'''
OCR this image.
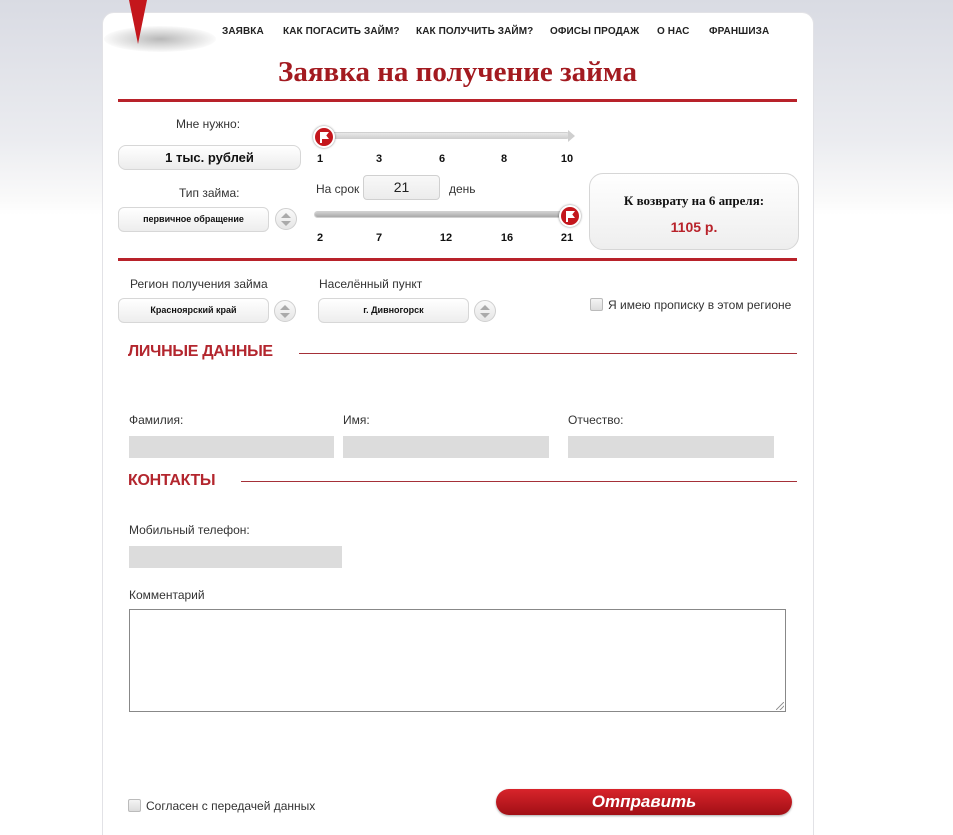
ЗАЯВКА КАК ПОГАСИТЬ ЗАЙМ? КАК ПОЛУЧИТЬ ЗАЙМ? ОФИСЫ ПРОДАЖ О НАС ФРАНШИЗА
Заявка на получение займа
Мне нужно:
1 тыс. рублей	1	3	6	8	10
Тип займа:
первичное обращение
На срок	21	день
2	7	12	16	21
К возврату на 6 апреля:
1105 р.
Регион получения займа
Красноярский край
Населённый пункт
г. Дивногорск	Я имею прописку в этом регионе
ЛИЧНЫЕ ДАННЫЕ
Фамилия:	Имя:	Отчество:
КОНТАКТЫ
Мобильный телефон:
Комментарий
Согласен с передачей данных	Отправить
'''
Task statement: Each entry must be retyped word for word, with every image omitted.

Result of this task:
OCR this image.
ЗАЯВКА КАК ПОГАСИТЬ ЗАЙМ? КАК ПОЛУЧИТЬ ЗАЙМ? ОФИСЫ ПРОДАЖ О НАС ФРАНШИЗА
Заявка на получение займа
Мне нужно:
1 тыс. рублей	1	3	6	8	10
Тип займа:
первичное обращение
На срок	21	день
2	7	12	16	21
К возврату на 6 апреля:
1105 р.
Регион получения займа
Красноярский край
Населённый пункт
г. Дивногорск	Я имею прописку в этом регионе
ЛИЧНЫЕ ДАННЫЕ
Фамилия:	Имя:	Отчество:
КОНТАКТЫ
Мобильный телефон:
Комментарий
Согласен с передачей данных	Отправить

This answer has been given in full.